* **REQUISITO 1**: Indique se cada afirmação a seguir concorda com o texto sobre as calçadas de Curitiba. Responda sim ou não e cite literalmente as palavras do texto que decidem cada caso. (a) O texto atribui à pedra cuspideira a fama de antipáticos dos curitibanos. (b) O petit-pavé escorregadio mencionado no texto fica na Rua XV. (c) O texto afirma que as autoridades guardam a informação numa arca enterrada no centro da cidade.

* **TEXTO EXTRAÍDO**:
------------------------

Aliás, suponho que nossas autoridades municipais há muito já saibam disso. Porém, guardam a preciosa informação trancada numa arca enterrada nalguma curva do Belém. Que outra razão as faria se esforçarem com tanto afinco para conservar nossos passeios em seu estado tão tradicionalmente ruim? Só há uma resposta: elas amam os curitibanos. Do jeitinho que são. Não querem vê-los mudar, deixar de ser o que são. A calçada irregular, afinal, molda o morador da cidade.

Ao descuidar das calçadas, as autoridades nos enriqueceram

Expliquemos, então, a filosofia de botequim. A pedra de toque da teoria da calçada é, perdoem o trocadilho, a pedra cuspideira. Pedra boba, para alguns. Lá está você atrasado para um compromisso. Corre para pegar o ônibus. Pisa numa pedra solta com o pé esquerdo. E ela cospe água barrenta na perna direita. E então você diz: “Merda! Minha calça!” Não há bom humor que resista à cuspideira. Isso explica por que nos veem como antipáticos.

E a timidez do curitibano? Também é explicada pelo piso. Quem nunca levou um tropicão numa pedra mais alta da calçada? Ou escorregou no sabãozinho do petit-pavé da Rua XV num dia de chuva? Quem nunca se sentiu humilhado no meio da multidão ao dar aquele passo em falso, o pulinho ridículo? Frequentemente submetido à vergonha dos tropeços, o curitibano desenvolveu uma timidez inveterada.

Também há um bom motivo no chão que pisamos para justificar a fama de fechados que cultivamos. Por que o curitibano, afinal, não cumprimenta o vizinho? Porque não o vê. Está preocupado demais em olhar para a calçada. O motivo: não tropeçar na rua. O hábito de andar cabisbaixo, por sua vez, o tornou introspectivo.

Mas veja como nossos prefeitos têm visão de futuro: pessoas introspectivas são menos propensas a se distrair com o mundo externo e tendem a trabalhar mais – o que teria feito Curitiba ser uma das cidades mais ricas do país. Ao descuidar das calçadas, as autoridades nos enriqueceram. Genial! Eles sabem o que é bom para nós sem que a gente perceba.

------------------------

* **INFORMAÇÕES FORNECIDAS**:

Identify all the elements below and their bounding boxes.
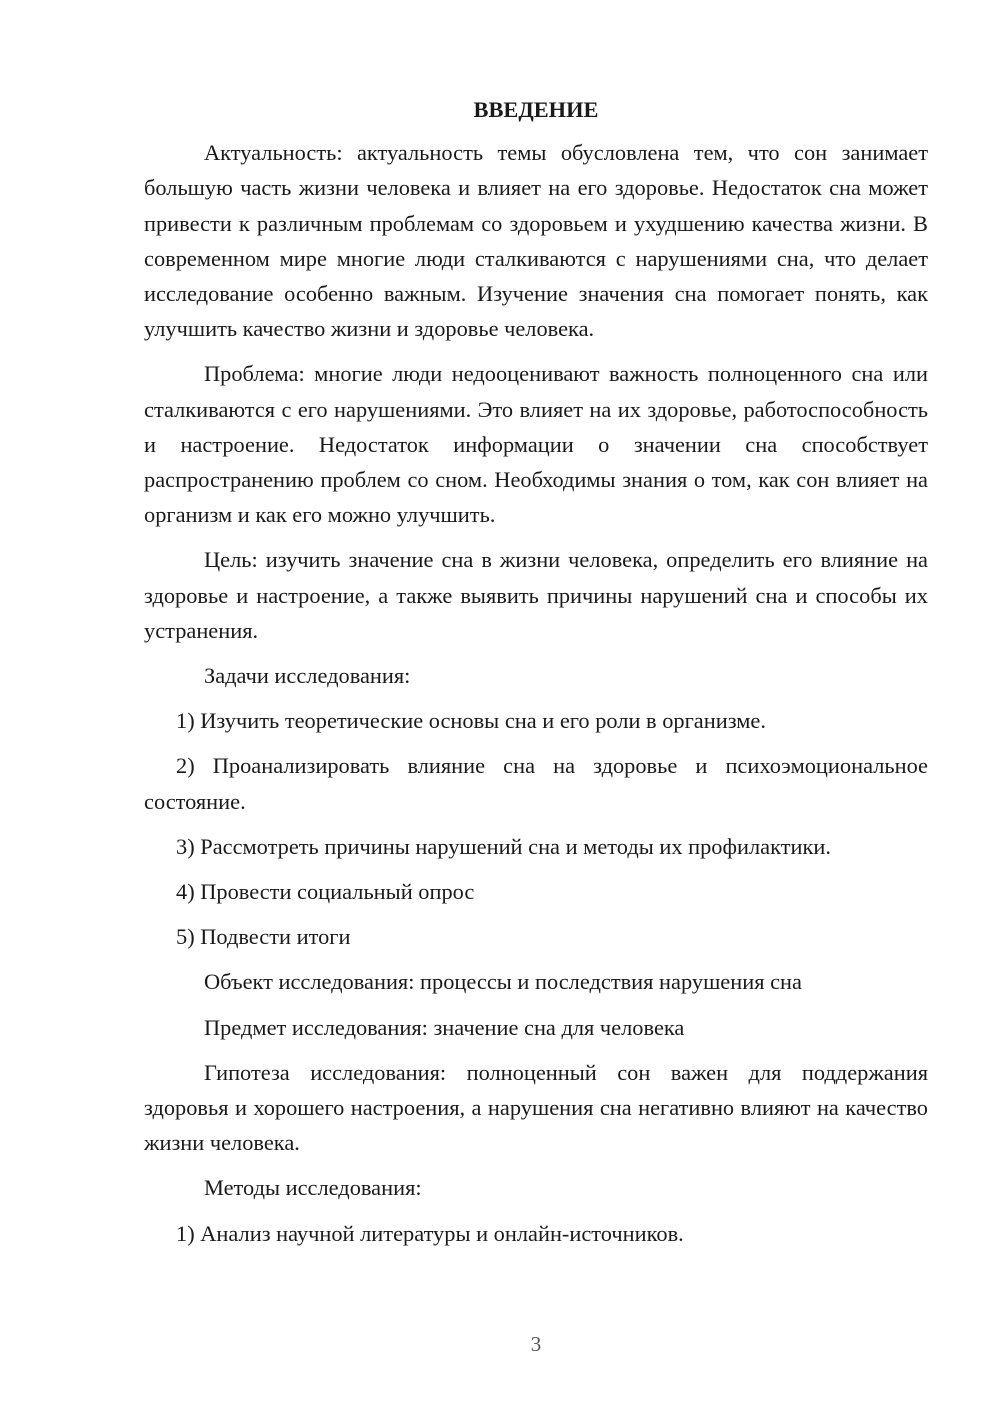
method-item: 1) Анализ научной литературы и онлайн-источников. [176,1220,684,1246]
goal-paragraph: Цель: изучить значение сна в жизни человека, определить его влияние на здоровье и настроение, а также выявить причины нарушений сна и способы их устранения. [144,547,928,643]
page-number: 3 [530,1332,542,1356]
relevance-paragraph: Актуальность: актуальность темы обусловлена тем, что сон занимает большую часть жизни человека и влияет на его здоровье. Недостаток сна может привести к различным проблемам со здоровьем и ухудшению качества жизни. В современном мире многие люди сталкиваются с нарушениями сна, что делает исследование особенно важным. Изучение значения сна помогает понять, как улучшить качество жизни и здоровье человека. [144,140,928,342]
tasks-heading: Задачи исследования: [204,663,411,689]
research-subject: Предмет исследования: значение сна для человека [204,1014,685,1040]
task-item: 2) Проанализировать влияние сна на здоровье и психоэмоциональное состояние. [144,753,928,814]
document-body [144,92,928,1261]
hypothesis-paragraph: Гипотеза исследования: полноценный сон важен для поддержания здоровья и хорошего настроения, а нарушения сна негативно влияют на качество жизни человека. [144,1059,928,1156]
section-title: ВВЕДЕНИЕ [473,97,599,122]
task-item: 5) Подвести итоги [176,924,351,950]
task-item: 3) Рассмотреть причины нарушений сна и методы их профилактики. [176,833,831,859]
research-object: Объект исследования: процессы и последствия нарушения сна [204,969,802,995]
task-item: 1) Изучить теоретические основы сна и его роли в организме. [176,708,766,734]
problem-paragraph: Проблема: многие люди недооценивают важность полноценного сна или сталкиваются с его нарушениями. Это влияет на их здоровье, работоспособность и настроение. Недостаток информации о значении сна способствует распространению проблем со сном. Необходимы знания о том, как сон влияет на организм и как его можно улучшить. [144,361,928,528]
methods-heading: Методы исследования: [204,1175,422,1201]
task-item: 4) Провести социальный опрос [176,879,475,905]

------------------------

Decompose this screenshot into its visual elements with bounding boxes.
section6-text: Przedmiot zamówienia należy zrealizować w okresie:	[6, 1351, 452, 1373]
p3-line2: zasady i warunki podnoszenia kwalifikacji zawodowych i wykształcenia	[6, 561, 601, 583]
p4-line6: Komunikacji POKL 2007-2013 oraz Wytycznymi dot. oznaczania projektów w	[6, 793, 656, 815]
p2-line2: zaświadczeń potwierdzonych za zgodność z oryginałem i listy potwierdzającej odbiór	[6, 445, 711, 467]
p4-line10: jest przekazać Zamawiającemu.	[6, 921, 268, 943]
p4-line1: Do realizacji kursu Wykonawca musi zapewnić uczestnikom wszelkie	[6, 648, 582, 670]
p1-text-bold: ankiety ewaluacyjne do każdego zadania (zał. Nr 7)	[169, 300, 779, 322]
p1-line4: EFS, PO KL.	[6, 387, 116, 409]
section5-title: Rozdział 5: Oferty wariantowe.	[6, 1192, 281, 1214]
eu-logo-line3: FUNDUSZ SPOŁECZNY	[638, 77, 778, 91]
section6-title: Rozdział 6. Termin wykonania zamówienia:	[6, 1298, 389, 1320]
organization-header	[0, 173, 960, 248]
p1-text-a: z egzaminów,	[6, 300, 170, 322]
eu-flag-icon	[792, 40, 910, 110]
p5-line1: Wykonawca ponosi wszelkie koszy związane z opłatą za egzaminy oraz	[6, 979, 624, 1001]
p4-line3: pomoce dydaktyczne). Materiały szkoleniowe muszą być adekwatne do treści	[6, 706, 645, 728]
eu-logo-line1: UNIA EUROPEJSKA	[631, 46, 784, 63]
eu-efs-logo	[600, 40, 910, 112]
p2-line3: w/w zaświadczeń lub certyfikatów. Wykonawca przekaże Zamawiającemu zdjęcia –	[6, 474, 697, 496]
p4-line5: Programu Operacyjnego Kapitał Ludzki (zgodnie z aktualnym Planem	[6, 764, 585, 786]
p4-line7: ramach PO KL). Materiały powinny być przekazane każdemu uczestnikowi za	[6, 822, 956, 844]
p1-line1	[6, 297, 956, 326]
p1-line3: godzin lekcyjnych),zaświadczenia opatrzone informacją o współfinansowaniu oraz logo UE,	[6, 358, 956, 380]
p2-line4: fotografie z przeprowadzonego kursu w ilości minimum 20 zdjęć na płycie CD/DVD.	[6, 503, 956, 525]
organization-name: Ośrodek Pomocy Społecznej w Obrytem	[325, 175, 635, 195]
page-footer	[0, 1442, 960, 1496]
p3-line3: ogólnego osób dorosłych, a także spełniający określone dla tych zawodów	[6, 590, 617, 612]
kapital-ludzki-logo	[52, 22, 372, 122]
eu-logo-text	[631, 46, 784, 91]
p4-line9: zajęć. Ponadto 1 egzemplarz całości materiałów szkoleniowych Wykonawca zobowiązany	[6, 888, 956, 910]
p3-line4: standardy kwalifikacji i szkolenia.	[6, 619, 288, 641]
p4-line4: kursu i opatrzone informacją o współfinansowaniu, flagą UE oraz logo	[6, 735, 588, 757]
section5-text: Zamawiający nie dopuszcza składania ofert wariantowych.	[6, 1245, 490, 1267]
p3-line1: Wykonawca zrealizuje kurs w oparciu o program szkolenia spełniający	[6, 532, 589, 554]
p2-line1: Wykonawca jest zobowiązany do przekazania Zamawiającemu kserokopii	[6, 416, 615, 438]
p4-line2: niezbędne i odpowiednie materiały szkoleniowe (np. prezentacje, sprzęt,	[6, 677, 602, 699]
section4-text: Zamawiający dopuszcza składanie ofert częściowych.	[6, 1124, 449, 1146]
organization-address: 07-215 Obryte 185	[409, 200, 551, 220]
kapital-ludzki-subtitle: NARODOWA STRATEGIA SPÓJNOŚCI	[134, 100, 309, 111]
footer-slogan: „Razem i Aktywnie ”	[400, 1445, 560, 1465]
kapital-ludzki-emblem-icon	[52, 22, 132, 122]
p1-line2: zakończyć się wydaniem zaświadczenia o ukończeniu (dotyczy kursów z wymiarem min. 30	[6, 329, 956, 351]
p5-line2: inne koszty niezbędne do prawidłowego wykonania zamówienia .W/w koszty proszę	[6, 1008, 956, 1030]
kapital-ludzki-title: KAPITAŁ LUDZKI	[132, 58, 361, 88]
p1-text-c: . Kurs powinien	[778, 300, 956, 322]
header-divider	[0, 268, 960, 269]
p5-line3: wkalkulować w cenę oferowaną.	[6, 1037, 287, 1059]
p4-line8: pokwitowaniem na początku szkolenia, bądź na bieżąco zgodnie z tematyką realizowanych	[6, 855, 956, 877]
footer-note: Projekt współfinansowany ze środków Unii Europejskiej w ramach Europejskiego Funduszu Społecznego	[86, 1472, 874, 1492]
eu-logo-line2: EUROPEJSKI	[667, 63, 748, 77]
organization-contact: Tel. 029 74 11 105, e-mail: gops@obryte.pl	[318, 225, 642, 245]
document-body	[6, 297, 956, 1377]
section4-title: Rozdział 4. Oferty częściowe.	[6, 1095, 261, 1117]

------------------------

* **REQUISITO 2**: Por favor, transcreva nas entradas as linhas que vão da linha com "Decompose this screenshot" até a linha com "p4-line10: jest przekazać", inclusive.

* **RESPOSTA DA TAREFA 1**:
(a) Sim: "Não há bom humor que resista à cuspideira. Isso explica por que nos veem como antipáticos."
(b) Sim: "Ou escorregou no sabãozinho do petit-pavé da Rua XV num dia de chuva?"
(c) Não: "Porém, guardam a preciosa informação trancada numa arca enterrada nalguma curva do Belém."

* **RESPOSTA DA TAREFA 2**:
Decompose this screenshot into its visual elements with bounding boxes.
section6-text: Przedmiot zamówienia należy zrealizować w okresie:	[6, 1351, 452, 1373]
p3-line2: zasady i warunki podnoszenia kwalifikacji zawodowych i wykształcenia	[6, 561, 601, 583]
p4-line6: Komunikacji POKL 2007-2013 oraz Wytycznymi dot. oznaczania projektów w	[6, 793, 656, 815]
p2-line2: zaświadczeń potwierdzonych za zgodność z oryginałem i listy potwierdzającej odbiór	[6, 445, 711, 467]
p4-line10: jest przekazać Zamawiającemu.	[6, 921, 268, 943]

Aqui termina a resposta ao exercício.